— Begin —

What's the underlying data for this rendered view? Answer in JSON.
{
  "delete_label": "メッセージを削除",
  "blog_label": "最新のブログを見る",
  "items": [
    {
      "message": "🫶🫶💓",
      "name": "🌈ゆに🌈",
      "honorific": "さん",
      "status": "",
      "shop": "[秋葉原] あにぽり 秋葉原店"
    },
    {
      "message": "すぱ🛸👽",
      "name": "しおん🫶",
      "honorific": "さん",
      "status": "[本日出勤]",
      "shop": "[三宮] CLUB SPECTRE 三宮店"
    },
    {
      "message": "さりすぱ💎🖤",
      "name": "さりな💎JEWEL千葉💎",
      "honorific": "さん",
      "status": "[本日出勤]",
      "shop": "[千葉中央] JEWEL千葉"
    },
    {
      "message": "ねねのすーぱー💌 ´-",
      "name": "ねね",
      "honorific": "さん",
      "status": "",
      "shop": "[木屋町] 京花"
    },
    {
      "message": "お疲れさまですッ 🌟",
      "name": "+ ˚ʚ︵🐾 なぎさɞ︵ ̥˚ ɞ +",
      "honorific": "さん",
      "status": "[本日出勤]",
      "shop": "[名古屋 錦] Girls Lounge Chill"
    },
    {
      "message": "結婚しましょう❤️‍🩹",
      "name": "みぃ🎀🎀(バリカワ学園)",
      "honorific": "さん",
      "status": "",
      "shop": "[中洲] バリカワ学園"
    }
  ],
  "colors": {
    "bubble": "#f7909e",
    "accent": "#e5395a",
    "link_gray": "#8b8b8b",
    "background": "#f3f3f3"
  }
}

— End —

§ **TASK DETAILS**: Copy down every line of the material above that includes the string "shop".

§ **OUTPUT**:
      "shop": "[秋葉原] あにぽり 秋葉原店"
      "shop": "[三宮] CLUB SPECTRE 三宮店"
      "shop": "[千葉中央] JEWEL千葉"
      "shop": "[木屋町] 京花"
      "shop": "[名古屋 錦] Girls Lounge Chill"
      "shop": "[中洲] バリカワ学園"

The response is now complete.